▶ Texto:
Meinhard e eu tínhamos apenas uma vaga noção disso tudo. Na nossa casa havia um lindo livro de ilustrações que costumávamos pegar emprestado para “brincar de padre” e fingir que aquilo era a Bíblia, porque na verdade ele era bem maior do que a Bíblia da nossa família. Um de nós ficava em pé, segurando o livro aberto, enquanto o outro recitava a missa. Na verdade, o livro era um álbum a ser completado para promover os feitos grandiosos do Terceiro Reich. Havia seções para diferentes categorias: obras públicas, túneis e represas em construção, comícios e discursos de Hitler, imensos navios novos, novos monumentos, grandes batalhas travadas na Polônia. Cada categoria tinha páginas em branco numeradas e, sempre que a pessoa ia a uma loja comprar alguma coisa ou investia em um bônus de guerra, tirava um retrato também numerado que colava no livro. Ao completar o álbum, a pessoa ganhava um prêmio. Eu adorava as páginas que retratavam magníficas estações de trem e potentes locomotivas cuspindo vapor e ficava fascinado com a imagem de dois homens andando por uma estrada de terra em um pequeno carrinho aberto, bombeando uma alavanca para cima e para baixo e fazendo o carrinho avançar – aquilo para mim era um retrato da aventura e da liberdade.
Meinhard e eu não tínhamos a menor ideia do que estávamos vendo, mas certo dia, quando fomos brincar de padre, o álbum tinha desaparecido. Viramos a casa do avesso. Por fim, fui perguntar a minha mãe aonde aquele lindo livro tinha ido parar. Afinal de contas, aquilo era a nossa Bíblia! Tudo o que ela respondeu foi: “Tivemos que entregar o livro.” Eu costumava pedir ao meu pai que me contasse algo sobre a guerra, ou então lhe fazia perguntas sobre o que ele tinha visto ou as experiências pelas quais tinha passado. Sua resposta era sempre a mesma: “Não há nada para contar.”

[Registros armazenados]
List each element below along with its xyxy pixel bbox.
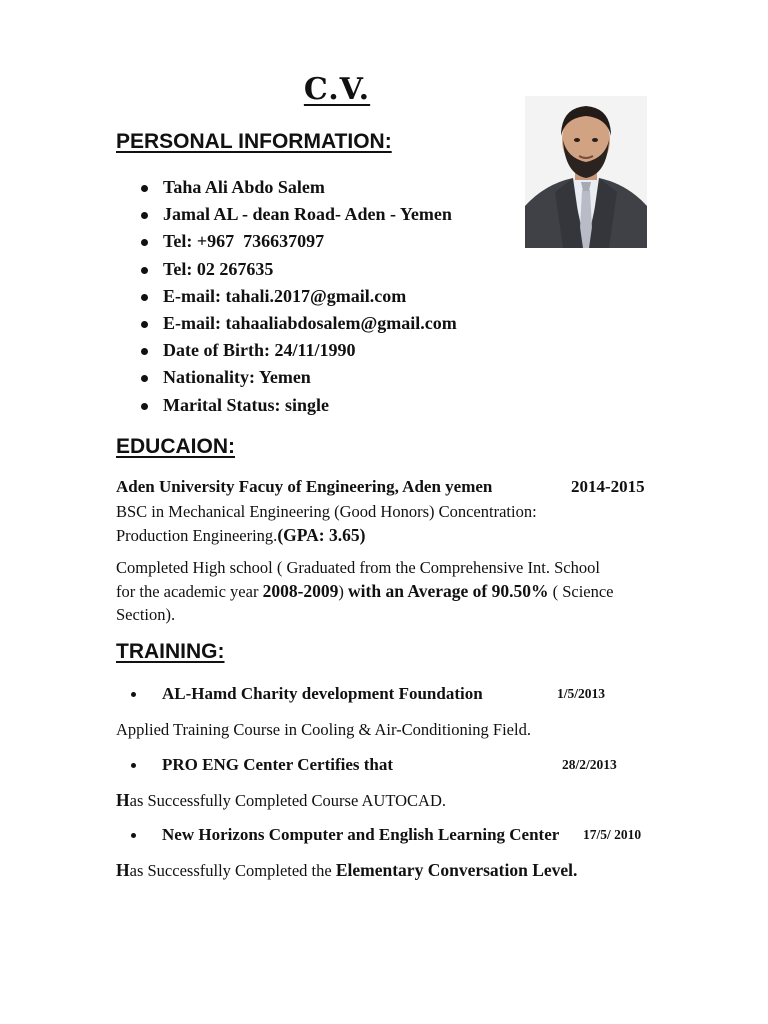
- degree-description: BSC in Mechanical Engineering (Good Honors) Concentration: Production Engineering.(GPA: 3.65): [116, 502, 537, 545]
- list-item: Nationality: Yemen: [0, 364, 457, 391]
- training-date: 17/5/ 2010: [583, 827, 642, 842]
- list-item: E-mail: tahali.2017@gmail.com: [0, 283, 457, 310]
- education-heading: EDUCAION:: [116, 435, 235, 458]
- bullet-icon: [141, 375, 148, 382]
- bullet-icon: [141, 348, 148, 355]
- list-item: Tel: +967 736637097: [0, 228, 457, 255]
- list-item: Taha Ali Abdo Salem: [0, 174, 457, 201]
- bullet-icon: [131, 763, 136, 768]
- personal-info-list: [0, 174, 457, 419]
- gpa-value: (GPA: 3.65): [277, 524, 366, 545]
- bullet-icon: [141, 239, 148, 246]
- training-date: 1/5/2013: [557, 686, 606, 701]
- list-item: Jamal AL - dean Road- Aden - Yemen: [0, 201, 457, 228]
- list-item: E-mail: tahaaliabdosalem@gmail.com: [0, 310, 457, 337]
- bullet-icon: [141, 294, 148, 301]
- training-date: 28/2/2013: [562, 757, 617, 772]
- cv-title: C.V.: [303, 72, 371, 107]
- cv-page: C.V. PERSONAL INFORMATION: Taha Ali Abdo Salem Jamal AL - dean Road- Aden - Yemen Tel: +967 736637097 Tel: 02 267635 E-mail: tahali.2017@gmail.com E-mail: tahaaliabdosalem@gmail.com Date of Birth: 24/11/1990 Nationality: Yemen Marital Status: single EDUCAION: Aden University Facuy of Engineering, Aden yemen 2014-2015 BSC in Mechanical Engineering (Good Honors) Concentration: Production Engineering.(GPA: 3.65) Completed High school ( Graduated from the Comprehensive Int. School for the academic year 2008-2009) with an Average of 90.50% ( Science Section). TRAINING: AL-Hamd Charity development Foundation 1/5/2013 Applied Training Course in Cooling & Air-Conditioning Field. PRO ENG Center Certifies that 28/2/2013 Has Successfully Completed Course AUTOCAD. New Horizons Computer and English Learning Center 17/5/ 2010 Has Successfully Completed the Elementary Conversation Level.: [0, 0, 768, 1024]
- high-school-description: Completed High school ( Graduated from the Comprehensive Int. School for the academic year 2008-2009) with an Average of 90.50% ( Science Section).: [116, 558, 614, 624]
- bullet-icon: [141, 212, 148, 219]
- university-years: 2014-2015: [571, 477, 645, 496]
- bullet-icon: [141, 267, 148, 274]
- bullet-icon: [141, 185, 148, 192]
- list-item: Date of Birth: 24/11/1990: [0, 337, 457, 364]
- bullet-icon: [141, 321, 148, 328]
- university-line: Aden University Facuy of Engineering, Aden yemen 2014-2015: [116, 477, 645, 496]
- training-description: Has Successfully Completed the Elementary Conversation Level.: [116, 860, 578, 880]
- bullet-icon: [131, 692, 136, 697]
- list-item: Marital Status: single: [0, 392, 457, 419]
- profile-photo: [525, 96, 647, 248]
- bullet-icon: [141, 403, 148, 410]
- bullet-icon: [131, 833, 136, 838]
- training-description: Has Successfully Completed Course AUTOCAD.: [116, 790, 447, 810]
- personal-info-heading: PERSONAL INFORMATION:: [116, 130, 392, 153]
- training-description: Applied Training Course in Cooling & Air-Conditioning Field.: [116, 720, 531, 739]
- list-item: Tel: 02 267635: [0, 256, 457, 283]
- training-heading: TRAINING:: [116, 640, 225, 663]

▶ Requisitos da tarefa:
Responda com base no texto sobre o álbum:
(a) O que a pessoa ganhava ao completar o álbum?
(b) O que a mãe respondeu quando lhe perguntaram aonde o livro tinha ido parar?
(c) Qual era sempre a resposta do pai aos pedidos para contar algo sobre a guerra?

▶ Resultado da tarefa:
(a) Ganhava um prêmio.
(b) Ela respondeu: "Tivemos que entregar o livro."
(c) A resposta era sempre: "Não há nada para contar."